(Extracted data entries)
★ ★ ★
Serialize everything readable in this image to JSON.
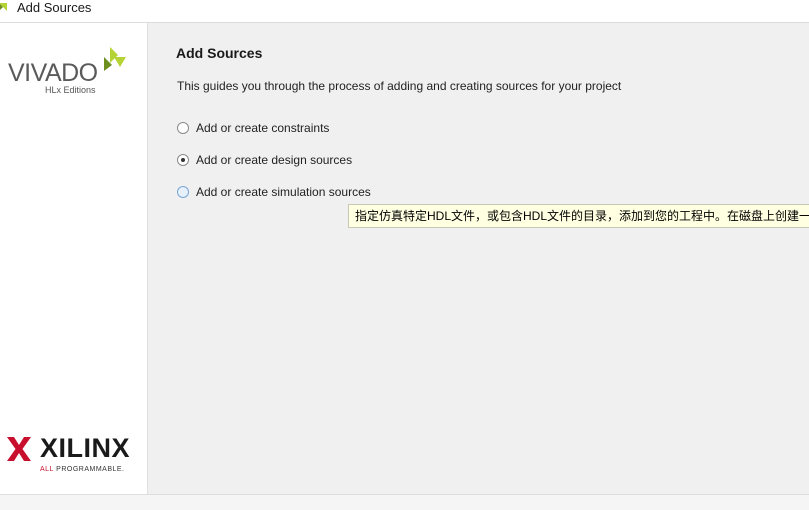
{
  "window": {
    "title": "Add Sources"
  },
  "sidebar": {
    "vivado": {
      "name": "VIVADO",
      "edition": "HLx Editions"
    },
    "xilinx": {
      "name": "XILINX",
      "tagline_accent": "ALL",
      "tagline": "PROGRAMMABLE."
    }
  },
  "main": {
    "heading": "Add Sources",
    "description": "This guides you through the process of adding and creating sources for your project",
    "options": [
      {
        "label": "Add or create constraints",
        "checked": false
      },
      {
        "label": "Add or create design sources",
        "checked": true
      },
      {
        "label": "Add or create simulation sources",
        "checked": false
      }
    ],
    "tooltip": "指定仿真特定HDL文件，或包含HDL文件的目录，添加到您的工程中。在磁盘上创建一"
  },
  "colors": {
    "vivado_leaf_light": "#b5d334",
    "vivado_leaf_dark": "#6c8f20",
    "xilinx_red": "#c8102e"
  }
}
★ ★ ★
Keep the pictures out of your copy, and repeat every entry above exactly.

RESULT OF THE TASK:
Serialize everything readable in this image to JSON.
{
  "window": {
    "title": "Add Sources"
  },
  "sidebar": {
    "vivado": {
      "name": "VIVADO",
      "edition": "HLx Editions"
    },
    "xilinx": {
      "name": "XILINX",
      "tagline_accent": "ALL",
      "tagline": "PROGRAMMABLE."
    }
  },
  "main": {
    "heading": "Add Sources",
    "description": "This guides you through the process of adding and creating sources for your project",
    "options": [
      {
        "label": "Add or create constraints",
        "checked": false
      },
      {
        "label": "Add or create design sources",
        "checked": true
      },
      {
        "label": "Add or create simulation sources",
        "checked": false
      }
    ],
    "tooltip": "指定仿真特定HDL文件，或包含HDL文件的目录，添加到您的工程中。在磁盘上创建一"
  },
  "colors": {
    "vivado_leaf_light": "#b5d334",
    "vivado_leaf_dark": "#6c8f20",
    "xilinx_red": "#c8102e"
  }
}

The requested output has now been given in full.